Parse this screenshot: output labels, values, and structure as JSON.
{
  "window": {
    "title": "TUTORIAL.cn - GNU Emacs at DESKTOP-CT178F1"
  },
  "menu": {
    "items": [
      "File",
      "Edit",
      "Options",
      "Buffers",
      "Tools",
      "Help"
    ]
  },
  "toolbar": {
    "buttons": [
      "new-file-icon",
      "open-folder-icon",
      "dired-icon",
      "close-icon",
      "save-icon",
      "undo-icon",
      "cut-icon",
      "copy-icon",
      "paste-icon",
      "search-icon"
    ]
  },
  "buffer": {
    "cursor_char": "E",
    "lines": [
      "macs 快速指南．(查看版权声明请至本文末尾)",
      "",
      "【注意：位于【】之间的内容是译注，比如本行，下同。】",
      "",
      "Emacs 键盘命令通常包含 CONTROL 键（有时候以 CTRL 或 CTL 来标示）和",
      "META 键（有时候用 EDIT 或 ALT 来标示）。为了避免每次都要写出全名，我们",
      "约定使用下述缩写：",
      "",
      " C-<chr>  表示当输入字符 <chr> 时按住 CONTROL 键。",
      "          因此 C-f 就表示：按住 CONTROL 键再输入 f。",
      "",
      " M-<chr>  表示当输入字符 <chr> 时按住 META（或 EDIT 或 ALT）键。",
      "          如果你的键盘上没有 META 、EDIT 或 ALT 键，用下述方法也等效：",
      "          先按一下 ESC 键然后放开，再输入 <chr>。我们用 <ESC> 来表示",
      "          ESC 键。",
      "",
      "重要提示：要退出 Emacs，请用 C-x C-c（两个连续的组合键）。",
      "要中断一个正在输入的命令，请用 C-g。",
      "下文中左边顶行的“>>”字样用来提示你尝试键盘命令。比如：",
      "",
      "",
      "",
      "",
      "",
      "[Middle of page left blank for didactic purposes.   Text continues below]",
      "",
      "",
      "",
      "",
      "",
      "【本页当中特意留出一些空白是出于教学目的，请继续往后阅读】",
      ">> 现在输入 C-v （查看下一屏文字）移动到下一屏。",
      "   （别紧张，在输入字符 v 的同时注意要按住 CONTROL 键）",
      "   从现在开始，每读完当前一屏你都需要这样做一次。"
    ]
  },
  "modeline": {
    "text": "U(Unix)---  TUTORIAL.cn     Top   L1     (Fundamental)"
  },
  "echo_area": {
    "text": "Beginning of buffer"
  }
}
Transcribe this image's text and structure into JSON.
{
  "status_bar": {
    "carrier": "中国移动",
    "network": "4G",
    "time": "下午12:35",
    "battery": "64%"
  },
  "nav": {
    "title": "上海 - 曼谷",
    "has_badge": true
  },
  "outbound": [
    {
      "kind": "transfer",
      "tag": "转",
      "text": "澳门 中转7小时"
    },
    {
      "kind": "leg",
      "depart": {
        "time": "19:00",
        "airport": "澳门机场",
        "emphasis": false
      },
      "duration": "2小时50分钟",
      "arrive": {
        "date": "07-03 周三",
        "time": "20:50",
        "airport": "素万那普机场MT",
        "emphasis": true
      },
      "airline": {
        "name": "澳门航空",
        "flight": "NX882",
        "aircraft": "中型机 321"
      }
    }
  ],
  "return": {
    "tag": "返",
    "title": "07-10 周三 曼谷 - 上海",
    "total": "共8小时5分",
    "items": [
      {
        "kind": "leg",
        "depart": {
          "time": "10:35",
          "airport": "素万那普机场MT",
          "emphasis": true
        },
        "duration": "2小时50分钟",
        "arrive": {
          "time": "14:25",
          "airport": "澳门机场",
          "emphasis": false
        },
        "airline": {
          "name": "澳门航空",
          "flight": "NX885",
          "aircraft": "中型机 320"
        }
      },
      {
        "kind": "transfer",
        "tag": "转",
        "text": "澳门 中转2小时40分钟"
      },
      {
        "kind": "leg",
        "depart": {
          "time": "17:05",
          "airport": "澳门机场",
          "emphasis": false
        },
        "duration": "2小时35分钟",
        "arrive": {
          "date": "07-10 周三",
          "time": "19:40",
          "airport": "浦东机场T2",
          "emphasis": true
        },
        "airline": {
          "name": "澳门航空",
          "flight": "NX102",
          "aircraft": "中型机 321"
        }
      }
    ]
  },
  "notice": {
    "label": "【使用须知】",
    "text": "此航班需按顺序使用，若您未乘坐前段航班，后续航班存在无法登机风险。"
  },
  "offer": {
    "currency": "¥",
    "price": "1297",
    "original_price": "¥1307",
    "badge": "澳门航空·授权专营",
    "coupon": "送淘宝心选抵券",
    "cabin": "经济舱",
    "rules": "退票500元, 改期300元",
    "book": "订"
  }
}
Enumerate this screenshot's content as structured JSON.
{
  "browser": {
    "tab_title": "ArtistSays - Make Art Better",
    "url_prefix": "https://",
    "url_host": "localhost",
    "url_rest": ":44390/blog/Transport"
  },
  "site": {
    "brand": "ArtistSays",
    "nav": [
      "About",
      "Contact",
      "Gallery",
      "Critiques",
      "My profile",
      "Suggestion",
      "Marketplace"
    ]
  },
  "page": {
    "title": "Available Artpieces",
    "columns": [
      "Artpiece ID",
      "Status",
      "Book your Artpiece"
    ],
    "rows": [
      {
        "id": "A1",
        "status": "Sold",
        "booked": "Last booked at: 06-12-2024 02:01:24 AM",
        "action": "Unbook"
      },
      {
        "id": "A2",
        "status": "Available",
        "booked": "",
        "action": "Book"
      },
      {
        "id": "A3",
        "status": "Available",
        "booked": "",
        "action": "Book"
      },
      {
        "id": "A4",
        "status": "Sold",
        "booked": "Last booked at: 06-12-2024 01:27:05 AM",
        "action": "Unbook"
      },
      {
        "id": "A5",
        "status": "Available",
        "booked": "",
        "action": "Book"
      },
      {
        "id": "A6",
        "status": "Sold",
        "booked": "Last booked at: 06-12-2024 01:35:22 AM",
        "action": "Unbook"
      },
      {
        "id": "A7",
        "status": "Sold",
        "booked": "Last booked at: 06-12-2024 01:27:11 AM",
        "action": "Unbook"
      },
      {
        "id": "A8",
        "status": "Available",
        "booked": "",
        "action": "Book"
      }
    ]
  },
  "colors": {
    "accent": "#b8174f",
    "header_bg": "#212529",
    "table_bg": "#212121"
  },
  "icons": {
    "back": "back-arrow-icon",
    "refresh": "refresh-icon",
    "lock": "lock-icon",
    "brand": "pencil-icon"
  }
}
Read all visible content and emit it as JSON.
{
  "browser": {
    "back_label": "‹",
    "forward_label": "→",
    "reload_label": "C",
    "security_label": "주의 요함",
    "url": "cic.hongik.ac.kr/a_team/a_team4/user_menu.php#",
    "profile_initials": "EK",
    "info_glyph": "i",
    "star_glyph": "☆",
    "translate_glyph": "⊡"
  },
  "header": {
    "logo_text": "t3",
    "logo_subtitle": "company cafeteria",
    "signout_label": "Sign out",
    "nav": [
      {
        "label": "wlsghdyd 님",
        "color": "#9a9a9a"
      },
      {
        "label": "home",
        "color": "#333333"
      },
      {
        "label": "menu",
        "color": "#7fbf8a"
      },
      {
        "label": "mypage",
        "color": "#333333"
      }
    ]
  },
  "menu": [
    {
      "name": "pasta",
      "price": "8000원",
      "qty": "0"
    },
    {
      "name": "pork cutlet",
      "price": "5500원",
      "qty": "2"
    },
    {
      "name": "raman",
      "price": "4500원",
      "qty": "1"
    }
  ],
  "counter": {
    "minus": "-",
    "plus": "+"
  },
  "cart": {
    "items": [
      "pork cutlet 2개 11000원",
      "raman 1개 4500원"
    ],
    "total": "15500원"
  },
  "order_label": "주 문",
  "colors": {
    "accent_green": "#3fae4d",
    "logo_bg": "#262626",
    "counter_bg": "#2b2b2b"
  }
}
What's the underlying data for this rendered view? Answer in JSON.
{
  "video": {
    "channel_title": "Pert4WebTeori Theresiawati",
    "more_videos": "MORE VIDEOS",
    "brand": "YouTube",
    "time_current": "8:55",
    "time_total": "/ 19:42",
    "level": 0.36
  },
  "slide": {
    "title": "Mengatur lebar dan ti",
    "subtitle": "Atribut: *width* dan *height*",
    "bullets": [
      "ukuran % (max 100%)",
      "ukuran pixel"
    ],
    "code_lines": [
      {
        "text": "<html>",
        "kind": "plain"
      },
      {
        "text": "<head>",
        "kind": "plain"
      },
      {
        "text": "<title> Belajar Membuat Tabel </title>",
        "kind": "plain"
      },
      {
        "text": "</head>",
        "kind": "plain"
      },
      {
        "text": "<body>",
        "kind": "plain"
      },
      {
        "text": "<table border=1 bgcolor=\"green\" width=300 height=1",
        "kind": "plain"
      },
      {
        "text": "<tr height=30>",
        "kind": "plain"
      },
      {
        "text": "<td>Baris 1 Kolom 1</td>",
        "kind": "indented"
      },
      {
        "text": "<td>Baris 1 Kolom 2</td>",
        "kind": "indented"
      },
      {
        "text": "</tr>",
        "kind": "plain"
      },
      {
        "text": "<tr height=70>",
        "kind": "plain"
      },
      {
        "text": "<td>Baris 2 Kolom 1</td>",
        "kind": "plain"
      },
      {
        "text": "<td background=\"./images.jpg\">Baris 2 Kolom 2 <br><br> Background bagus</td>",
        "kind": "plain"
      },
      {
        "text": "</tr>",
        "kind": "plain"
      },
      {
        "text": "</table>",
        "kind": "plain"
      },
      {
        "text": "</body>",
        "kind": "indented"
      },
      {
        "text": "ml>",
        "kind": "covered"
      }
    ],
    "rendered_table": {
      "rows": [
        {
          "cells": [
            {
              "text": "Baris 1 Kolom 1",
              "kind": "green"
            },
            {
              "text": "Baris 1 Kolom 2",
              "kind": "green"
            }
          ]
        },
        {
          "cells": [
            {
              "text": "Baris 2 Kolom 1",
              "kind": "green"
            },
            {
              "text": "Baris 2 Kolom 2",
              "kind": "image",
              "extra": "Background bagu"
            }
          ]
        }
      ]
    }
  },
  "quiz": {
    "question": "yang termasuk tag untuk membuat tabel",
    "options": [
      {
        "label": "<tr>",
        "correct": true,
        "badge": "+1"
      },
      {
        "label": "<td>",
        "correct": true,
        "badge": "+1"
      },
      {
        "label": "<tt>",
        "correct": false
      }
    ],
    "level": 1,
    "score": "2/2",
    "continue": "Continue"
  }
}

## Problem statement
Select the lines from the entries that include the word "表示当输入字符".

## Result of the exercise
      " C-<chr>  表示当输入字符 <chr> 时按住 CONTROL 键。",
      " M-<chr>  表示当输入字符 <chr> 时按住 META（或 EDIT 或 ALT）键。",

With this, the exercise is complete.